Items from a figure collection
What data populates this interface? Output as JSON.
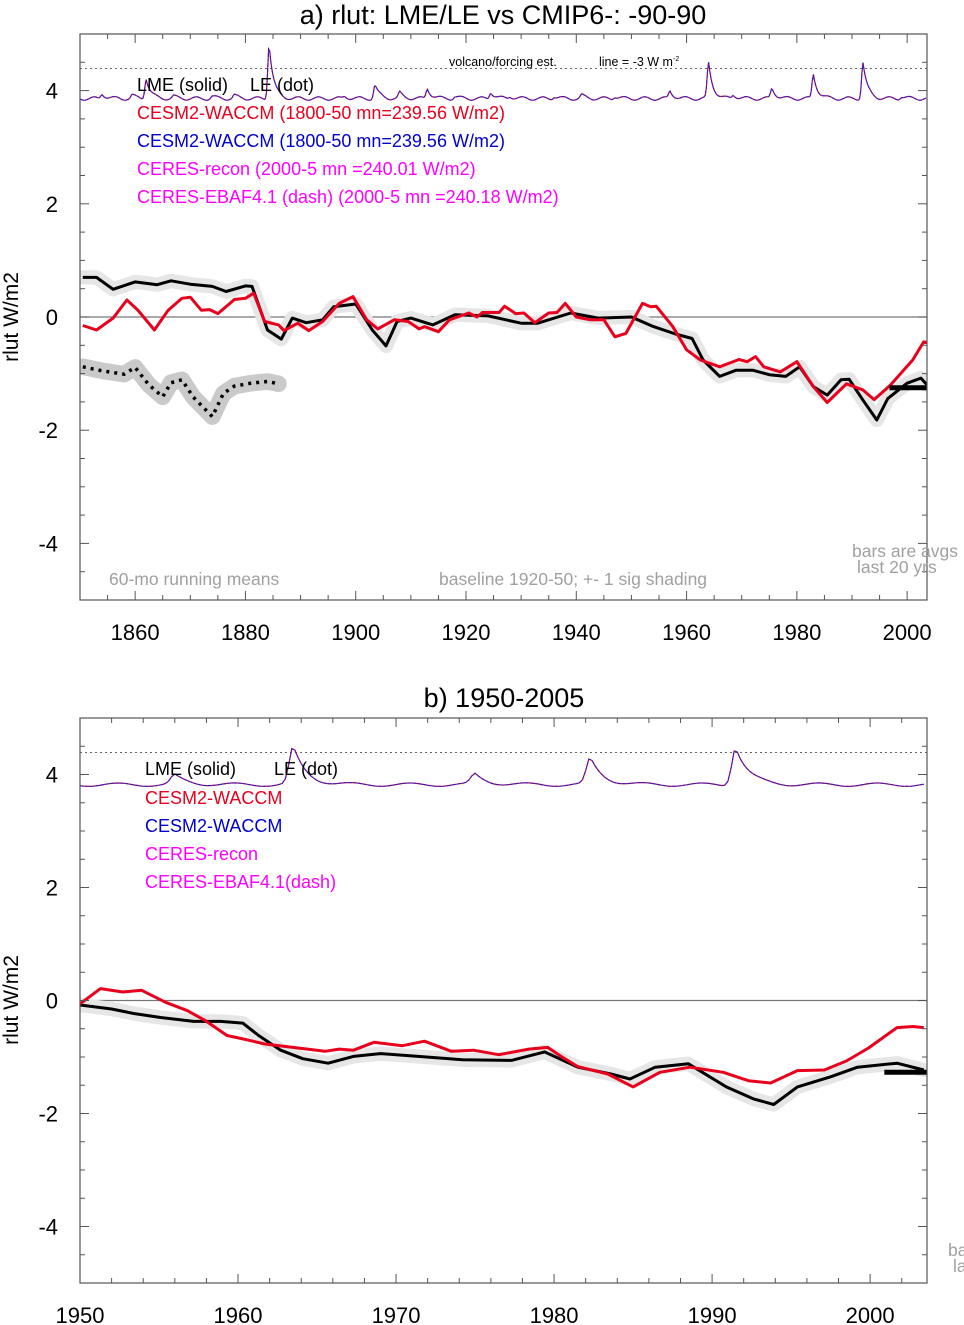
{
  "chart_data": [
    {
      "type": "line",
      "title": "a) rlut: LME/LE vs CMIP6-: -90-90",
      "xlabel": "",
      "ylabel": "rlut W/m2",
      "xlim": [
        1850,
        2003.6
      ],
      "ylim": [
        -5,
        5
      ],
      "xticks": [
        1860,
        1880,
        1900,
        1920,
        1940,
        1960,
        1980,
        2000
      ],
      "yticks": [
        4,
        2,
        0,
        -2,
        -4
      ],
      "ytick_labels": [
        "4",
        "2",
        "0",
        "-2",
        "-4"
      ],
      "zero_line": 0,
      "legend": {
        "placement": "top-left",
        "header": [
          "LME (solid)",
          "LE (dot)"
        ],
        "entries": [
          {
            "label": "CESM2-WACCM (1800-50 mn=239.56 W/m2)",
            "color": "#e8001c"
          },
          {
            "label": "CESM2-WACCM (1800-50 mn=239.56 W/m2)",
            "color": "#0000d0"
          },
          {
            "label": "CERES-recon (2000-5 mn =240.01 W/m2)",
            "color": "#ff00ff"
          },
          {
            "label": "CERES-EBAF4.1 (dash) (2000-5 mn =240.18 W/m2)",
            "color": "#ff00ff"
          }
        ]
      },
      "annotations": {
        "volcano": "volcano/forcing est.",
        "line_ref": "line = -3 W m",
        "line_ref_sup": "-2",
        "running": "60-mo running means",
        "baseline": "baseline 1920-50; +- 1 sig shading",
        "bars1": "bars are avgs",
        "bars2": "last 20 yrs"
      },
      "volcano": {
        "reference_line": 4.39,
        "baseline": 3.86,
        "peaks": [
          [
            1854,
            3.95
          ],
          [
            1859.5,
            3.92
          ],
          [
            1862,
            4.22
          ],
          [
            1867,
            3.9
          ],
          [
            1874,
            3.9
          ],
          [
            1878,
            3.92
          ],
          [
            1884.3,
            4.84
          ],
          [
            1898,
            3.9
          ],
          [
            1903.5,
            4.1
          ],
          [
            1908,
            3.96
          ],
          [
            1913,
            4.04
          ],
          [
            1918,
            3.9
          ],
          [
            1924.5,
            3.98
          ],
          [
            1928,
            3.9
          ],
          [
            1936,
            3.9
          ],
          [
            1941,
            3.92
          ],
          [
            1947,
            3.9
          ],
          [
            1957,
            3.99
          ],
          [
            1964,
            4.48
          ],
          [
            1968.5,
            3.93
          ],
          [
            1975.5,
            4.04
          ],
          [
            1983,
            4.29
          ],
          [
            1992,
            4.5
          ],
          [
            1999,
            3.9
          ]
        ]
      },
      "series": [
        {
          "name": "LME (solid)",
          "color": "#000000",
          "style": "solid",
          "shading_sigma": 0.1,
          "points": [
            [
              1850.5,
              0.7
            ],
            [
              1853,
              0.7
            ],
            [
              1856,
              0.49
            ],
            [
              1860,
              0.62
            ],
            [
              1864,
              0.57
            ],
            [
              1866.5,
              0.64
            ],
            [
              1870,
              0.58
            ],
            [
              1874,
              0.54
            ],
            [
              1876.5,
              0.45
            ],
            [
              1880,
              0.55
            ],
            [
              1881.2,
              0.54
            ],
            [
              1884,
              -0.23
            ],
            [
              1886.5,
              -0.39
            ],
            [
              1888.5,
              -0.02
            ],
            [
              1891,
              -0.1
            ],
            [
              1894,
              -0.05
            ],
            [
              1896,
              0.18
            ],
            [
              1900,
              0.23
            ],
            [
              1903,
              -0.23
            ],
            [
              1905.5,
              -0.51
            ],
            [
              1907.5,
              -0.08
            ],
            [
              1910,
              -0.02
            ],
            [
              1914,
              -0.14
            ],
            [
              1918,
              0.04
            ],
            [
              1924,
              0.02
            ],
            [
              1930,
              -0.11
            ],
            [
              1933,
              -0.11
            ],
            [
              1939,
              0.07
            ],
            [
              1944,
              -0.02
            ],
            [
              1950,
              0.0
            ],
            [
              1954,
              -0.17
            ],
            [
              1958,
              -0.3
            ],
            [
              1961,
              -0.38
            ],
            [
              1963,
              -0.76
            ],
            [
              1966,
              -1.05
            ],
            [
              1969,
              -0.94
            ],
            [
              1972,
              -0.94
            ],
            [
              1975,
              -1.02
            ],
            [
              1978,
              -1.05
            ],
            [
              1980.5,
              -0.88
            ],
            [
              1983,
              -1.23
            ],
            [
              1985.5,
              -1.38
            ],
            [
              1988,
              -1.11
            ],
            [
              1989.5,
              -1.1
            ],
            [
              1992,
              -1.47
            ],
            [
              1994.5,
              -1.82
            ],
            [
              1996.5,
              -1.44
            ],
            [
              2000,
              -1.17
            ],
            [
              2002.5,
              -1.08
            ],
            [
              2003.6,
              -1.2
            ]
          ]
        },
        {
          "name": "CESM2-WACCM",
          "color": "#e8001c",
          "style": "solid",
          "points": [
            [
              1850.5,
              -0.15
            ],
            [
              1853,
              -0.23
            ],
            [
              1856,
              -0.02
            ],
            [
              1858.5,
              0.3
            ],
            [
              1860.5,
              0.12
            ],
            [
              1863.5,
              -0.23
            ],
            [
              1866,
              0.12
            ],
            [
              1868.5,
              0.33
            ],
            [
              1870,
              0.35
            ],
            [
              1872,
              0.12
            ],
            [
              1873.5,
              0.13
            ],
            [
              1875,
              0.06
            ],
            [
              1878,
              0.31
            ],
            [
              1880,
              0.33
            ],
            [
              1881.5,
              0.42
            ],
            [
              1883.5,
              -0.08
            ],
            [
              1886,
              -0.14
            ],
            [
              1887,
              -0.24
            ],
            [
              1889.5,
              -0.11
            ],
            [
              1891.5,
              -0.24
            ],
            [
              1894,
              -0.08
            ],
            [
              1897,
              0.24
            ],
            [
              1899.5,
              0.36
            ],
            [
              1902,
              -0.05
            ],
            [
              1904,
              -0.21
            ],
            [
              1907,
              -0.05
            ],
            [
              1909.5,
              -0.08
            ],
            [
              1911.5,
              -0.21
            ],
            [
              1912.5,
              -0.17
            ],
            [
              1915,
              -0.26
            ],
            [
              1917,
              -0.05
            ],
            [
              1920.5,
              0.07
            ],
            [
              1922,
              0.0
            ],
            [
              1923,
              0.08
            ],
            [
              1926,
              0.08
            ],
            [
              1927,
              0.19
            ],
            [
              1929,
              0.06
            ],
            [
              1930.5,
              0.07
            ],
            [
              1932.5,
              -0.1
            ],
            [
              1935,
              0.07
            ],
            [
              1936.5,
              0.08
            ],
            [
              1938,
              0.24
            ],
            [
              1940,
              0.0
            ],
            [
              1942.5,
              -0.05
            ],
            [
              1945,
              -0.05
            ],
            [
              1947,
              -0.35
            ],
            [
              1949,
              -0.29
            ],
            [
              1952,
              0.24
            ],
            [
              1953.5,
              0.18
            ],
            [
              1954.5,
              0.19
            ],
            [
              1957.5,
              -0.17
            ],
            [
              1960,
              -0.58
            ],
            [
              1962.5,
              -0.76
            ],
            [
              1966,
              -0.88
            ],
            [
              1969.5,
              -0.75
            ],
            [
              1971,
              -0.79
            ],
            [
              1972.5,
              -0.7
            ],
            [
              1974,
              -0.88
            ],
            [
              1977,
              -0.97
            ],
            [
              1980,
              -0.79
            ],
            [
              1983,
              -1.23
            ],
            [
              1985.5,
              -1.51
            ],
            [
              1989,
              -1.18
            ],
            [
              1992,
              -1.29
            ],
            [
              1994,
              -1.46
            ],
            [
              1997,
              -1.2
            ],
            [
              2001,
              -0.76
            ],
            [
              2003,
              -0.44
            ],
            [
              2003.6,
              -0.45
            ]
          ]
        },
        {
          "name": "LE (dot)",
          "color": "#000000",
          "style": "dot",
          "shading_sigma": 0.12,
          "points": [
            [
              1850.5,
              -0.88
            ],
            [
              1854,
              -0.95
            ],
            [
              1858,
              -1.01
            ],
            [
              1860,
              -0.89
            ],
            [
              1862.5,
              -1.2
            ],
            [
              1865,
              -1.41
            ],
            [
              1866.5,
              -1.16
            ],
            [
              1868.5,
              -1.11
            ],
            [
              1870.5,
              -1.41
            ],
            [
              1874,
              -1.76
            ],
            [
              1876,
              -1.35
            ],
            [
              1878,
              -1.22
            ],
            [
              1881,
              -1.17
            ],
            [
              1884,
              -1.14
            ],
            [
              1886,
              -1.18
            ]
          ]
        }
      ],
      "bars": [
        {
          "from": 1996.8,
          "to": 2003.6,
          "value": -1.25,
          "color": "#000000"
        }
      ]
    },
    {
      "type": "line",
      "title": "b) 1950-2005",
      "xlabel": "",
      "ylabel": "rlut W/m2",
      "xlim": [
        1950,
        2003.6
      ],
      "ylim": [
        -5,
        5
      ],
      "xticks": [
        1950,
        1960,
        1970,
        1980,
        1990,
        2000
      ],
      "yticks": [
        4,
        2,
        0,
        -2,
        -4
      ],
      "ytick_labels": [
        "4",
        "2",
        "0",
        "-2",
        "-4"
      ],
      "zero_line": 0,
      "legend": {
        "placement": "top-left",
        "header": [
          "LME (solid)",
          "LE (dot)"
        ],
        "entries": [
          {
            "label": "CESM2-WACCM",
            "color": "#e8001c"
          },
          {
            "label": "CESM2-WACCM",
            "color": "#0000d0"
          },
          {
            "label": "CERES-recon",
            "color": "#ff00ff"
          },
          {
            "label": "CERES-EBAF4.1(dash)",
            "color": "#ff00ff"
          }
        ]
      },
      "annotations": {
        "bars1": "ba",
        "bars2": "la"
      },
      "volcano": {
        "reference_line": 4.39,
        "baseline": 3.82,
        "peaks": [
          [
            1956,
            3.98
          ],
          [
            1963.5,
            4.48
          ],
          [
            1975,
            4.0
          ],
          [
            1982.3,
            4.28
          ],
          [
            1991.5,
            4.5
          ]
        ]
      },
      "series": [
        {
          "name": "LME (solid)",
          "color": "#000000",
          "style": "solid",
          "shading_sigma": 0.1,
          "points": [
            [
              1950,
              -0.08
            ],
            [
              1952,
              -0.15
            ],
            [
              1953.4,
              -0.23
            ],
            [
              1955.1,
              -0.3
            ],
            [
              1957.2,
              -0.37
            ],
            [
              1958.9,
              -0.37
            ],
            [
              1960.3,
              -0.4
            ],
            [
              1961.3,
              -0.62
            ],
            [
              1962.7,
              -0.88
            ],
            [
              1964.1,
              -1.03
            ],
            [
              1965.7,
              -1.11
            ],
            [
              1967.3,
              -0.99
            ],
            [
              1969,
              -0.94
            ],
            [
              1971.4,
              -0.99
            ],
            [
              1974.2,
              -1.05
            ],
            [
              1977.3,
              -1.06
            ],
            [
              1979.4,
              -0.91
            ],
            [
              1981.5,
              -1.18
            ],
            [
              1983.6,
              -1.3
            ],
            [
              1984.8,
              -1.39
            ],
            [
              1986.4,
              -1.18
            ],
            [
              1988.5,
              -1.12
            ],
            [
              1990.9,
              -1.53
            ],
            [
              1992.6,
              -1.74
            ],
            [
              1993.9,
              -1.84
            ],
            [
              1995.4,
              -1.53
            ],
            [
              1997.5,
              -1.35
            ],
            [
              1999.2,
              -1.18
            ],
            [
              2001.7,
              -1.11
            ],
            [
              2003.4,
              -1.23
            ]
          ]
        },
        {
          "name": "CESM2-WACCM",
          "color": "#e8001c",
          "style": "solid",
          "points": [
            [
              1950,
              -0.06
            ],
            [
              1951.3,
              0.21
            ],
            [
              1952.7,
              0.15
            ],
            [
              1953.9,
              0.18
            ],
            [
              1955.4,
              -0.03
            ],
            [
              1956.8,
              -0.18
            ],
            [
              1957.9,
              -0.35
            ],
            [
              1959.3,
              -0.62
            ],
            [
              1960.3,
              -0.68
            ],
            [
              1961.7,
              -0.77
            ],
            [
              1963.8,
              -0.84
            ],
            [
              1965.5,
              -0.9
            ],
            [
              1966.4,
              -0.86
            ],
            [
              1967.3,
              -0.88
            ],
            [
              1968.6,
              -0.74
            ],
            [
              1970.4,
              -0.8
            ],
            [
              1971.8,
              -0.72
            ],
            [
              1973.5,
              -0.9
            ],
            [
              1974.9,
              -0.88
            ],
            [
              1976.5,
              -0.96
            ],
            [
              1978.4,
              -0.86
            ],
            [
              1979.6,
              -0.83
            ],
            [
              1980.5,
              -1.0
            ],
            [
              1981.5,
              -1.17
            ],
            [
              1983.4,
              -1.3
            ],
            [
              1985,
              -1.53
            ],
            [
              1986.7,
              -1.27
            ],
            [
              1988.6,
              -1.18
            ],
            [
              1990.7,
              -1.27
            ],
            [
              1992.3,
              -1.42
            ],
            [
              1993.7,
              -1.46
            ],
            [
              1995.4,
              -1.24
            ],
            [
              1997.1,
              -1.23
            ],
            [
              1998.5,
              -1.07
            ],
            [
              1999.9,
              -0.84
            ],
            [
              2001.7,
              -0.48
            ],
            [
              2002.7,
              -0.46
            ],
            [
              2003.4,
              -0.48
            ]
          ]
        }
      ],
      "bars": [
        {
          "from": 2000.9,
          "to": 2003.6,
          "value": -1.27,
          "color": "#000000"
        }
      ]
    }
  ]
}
...
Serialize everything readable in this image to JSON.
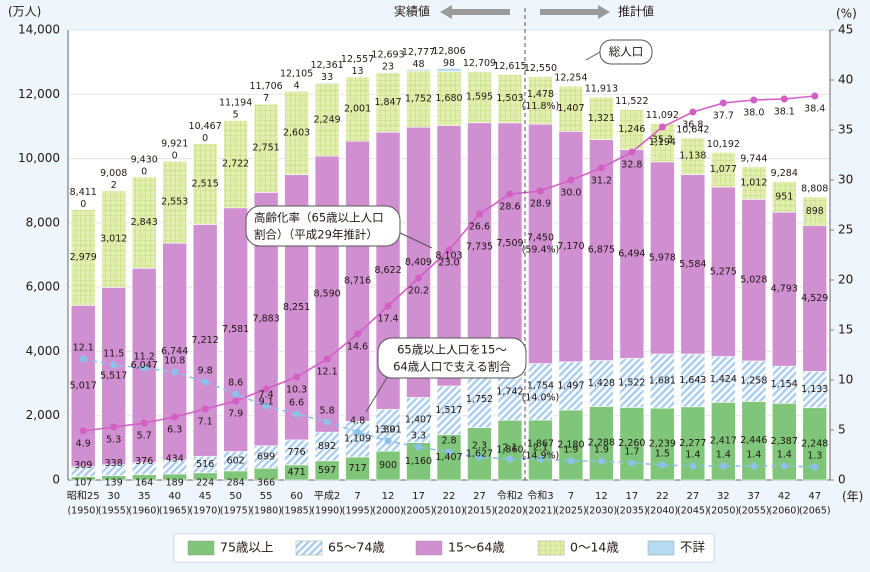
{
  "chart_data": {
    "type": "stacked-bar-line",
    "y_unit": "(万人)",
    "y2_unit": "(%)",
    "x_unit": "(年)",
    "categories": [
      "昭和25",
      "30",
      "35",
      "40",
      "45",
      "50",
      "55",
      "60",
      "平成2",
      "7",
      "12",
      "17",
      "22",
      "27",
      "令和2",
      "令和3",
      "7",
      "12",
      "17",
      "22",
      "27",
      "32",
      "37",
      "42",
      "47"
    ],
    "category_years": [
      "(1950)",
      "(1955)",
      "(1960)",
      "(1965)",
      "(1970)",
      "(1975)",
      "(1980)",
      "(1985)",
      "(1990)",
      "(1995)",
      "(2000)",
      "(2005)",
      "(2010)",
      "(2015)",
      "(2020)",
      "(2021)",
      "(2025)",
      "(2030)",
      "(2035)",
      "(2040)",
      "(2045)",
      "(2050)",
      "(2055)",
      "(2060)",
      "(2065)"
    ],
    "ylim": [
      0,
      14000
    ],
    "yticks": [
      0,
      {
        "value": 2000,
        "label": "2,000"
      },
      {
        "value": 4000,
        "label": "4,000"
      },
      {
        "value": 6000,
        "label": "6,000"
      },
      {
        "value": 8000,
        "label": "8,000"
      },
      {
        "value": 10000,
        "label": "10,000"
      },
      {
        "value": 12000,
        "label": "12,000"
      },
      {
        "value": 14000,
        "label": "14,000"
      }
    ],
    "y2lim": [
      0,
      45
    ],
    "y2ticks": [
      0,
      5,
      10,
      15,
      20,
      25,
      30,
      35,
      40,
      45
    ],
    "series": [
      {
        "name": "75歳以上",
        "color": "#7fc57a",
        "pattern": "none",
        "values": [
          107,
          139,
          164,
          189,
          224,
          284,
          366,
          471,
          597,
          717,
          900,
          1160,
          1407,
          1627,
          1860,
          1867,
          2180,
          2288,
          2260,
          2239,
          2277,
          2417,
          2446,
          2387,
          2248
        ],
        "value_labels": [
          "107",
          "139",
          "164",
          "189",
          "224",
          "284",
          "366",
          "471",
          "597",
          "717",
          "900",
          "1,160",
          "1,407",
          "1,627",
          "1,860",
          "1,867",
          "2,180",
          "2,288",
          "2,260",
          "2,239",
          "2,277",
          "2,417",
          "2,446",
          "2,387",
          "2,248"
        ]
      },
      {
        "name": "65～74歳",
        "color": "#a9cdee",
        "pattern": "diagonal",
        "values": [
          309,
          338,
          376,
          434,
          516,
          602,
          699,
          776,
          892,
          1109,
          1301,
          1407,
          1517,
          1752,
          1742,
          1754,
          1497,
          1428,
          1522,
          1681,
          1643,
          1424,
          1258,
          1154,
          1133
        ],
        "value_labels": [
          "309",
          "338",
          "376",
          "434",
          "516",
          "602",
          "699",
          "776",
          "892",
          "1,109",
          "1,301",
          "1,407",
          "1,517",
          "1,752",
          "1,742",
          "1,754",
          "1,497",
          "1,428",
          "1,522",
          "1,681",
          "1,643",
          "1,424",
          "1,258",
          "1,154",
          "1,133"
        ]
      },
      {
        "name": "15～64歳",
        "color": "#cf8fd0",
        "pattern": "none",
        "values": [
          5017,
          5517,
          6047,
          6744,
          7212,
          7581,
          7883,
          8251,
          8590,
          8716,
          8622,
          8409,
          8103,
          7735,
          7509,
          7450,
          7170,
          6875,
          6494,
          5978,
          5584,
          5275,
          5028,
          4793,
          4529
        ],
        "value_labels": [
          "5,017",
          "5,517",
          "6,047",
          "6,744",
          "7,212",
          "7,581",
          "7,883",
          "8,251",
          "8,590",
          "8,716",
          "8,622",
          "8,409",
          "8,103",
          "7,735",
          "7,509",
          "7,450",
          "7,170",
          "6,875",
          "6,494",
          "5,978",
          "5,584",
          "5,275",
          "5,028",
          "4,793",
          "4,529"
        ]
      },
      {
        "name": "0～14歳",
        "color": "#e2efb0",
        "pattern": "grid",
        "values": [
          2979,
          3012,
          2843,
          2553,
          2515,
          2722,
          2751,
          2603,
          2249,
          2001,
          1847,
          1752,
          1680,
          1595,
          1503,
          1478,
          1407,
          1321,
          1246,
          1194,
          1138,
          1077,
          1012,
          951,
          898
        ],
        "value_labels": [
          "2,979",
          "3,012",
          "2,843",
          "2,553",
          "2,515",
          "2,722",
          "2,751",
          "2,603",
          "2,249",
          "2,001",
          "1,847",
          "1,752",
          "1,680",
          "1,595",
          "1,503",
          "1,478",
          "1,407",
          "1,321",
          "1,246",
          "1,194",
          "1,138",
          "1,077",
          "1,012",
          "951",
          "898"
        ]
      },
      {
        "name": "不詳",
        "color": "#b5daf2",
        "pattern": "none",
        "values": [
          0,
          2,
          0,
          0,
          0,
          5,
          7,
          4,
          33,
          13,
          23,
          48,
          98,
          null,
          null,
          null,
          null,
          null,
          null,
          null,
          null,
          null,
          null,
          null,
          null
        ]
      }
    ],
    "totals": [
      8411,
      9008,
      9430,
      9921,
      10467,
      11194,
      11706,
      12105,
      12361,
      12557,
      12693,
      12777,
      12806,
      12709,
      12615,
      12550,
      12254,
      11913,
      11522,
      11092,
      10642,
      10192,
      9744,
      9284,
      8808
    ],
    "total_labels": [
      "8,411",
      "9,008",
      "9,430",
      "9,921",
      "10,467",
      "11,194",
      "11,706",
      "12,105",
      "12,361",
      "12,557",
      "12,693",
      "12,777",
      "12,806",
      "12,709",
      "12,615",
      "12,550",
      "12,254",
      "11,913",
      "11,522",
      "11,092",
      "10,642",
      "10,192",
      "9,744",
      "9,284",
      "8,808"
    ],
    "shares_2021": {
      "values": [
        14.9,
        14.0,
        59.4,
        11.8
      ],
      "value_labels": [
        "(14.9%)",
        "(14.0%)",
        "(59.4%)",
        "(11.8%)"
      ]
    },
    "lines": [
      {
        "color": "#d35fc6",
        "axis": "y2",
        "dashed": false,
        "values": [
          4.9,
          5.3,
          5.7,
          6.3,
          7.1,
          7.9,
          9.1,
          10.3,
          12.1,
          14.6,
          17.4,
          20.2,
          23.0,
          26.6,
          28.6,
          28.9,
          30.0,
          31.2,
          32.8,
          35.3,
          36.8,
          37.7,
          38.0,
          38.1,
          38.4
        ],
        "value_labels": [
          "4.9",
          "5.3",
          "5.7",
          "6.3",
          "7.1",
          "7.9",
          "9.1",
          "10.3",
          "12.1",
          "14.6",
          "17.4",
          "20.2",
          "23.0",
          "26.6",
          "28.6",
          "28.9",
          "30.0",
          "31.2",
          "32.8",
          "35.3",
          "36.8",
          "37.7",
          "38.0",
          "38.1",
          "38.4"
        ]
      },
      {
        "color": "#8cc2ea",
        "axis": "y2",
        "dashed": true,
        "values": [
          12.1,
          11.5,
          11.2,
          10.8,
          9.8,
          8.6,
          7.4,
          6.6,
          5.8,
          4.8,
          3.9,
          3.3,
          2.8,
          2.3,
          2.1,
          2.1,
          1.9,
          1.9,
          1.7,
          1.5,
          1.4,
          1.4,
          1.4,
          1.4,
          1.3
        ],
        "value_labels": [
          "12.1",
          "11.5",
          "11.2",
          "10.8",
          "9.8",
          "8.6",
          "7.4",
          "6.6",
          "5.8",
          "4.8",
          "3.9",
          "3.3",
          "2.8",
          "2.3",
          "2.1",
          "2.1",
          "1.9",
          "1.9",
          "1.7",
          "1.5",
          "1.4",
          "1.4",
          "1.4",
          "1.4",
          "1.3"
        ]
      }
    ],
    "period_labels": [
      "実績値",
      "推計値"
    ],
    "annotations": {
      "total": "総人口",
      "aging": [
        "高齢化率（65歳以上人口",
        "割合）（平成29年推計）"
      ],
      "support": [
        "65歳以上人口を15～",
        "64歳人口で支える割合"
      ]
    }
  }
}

## GOAL
Across the entries, how many lines contain "recon"? Reply with the number only.

## RESPONSE
2